▶ [WORK INSTRUCTIONS]:
Go through each line of the records below and count those with the word "calm". Give only the count.

▶ [EXERCISE MATERIALS]:
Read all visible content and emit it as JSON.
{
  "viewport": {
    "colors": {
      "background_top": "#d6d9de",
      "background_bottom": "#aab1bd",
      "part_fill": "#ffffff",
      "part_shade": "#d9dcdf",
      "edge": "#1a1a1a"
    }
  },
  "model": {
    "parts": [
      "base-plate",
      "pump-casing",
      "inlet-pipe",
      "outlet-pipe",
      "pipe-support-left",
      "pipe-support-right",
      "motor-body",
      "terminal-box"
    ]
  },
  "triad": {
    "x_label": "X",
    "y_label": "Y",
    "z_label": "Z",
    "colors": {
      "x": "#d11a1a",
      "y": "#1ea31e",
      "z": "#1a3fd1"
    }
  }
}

==

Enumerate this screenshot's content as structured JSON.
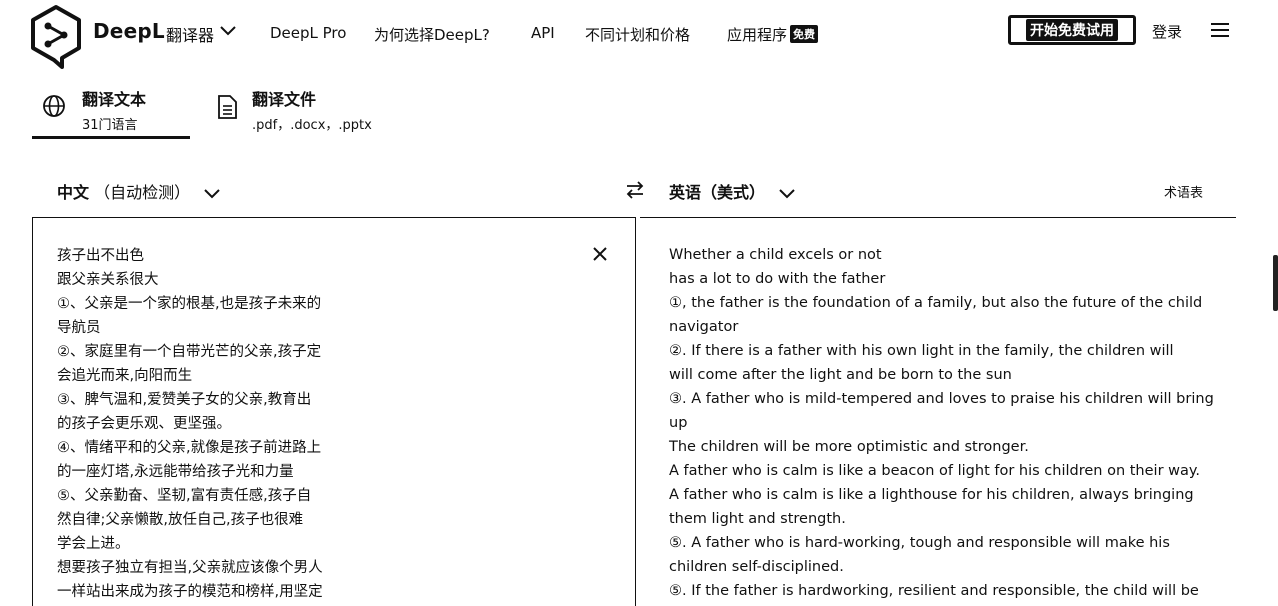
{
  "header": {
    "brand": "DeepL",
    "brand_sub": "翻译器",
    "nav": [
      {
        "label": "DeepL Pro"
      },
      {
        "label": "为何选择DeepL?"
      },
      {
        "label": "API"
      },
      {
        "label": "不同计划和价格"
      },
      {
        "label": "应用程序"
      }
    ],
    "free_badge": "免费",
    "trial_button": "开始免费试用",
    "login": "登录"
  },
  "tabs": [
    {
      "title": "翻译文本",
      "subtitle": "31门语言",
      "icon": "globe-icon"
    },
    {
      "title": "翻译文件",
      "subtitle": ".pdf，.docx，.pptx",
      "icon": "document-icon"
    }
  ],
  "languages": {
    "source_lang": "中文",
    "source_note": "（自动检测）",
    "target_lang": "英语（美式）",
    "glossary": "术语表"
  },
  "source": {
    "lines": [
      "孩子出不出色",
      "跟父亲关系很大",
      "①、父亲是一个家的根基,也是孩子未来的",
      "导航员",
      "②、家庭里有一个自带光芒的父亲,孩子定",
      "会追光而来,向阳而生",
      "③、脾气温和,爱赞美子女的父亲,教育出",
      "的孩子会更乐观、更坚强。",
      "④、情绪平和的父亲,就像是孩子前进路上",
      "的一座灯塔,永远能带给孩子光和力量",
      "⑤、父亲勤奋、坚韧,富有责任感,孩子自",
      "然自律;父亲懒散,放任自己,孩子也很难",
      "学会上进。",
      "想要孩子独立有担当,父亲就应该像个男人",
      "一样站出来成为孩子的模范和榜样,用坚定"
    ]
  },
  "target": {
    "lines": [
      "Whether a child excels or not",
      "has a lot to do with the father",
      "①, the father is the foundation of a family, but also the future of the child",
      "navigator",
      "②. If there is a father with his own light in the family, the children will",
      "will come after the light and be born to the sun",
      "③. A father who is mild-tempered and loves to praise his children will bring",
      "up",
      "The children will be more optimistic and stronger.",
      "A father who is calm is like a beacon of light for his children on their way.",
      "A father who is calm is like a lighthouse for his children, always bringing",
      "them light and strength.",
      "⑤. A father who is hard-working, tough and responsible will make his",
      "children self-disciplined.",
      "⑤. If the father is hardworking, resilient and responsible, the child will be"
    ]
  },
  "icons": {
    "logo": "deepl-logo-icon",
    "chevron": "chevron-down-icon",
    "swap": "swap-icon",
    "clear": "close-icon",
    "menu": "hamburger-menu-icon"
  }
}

...

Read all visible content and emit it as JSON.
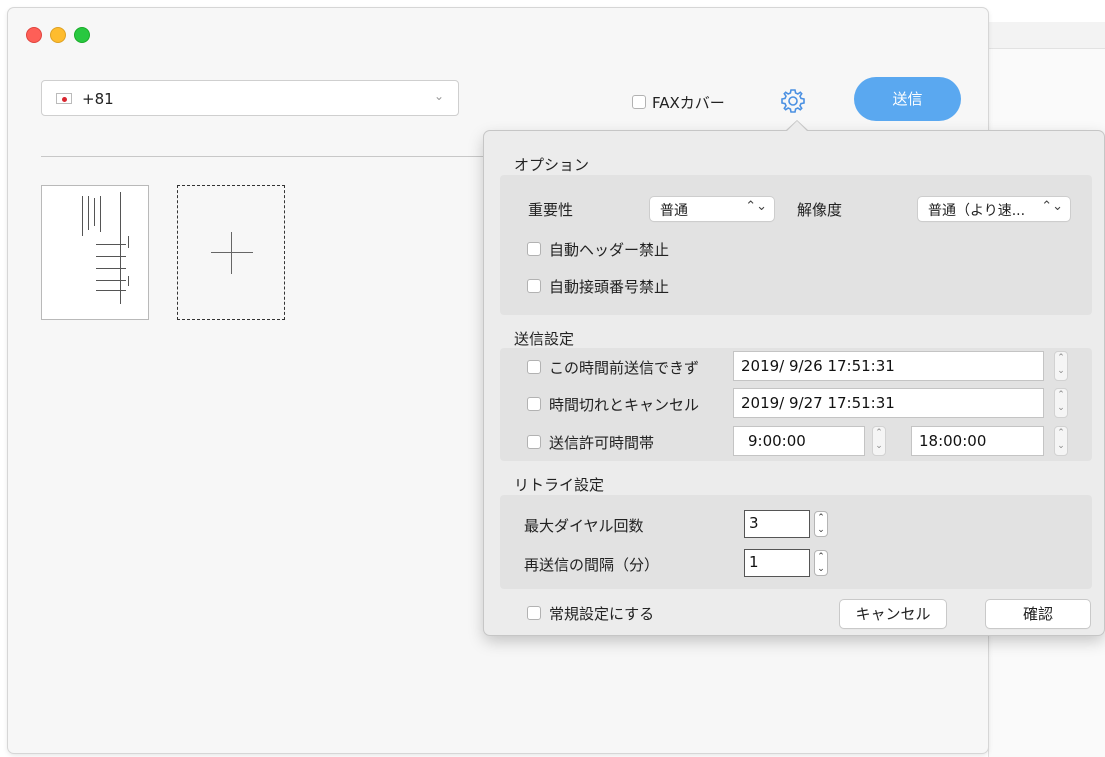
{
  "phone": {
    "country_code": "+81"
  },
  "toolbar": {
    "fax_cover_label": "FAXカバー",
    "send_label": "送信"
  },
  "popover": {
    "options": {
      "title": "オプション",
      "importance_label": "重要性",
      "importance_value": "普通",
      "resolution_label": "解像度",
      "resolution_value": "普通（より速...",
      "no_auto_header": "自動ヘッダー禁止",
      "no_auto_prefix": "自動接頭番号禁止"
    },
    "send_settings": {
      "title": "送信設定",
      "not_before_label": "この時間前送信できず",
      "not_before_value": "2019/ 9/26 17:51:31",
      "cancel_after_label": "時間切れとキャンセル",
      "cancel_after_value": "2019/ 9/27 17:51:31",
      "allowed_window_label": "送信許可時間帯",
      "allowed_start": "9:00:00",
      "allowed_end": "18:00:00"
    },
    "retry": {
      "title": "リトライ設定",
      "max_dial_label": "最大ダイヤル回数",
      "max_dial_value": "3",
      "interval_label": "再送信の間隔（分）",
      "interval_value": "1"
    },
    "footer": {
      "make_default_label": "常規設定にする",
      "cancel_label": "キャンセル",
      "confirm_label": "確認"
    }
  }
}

▶ [FULL RESPONSE]:
2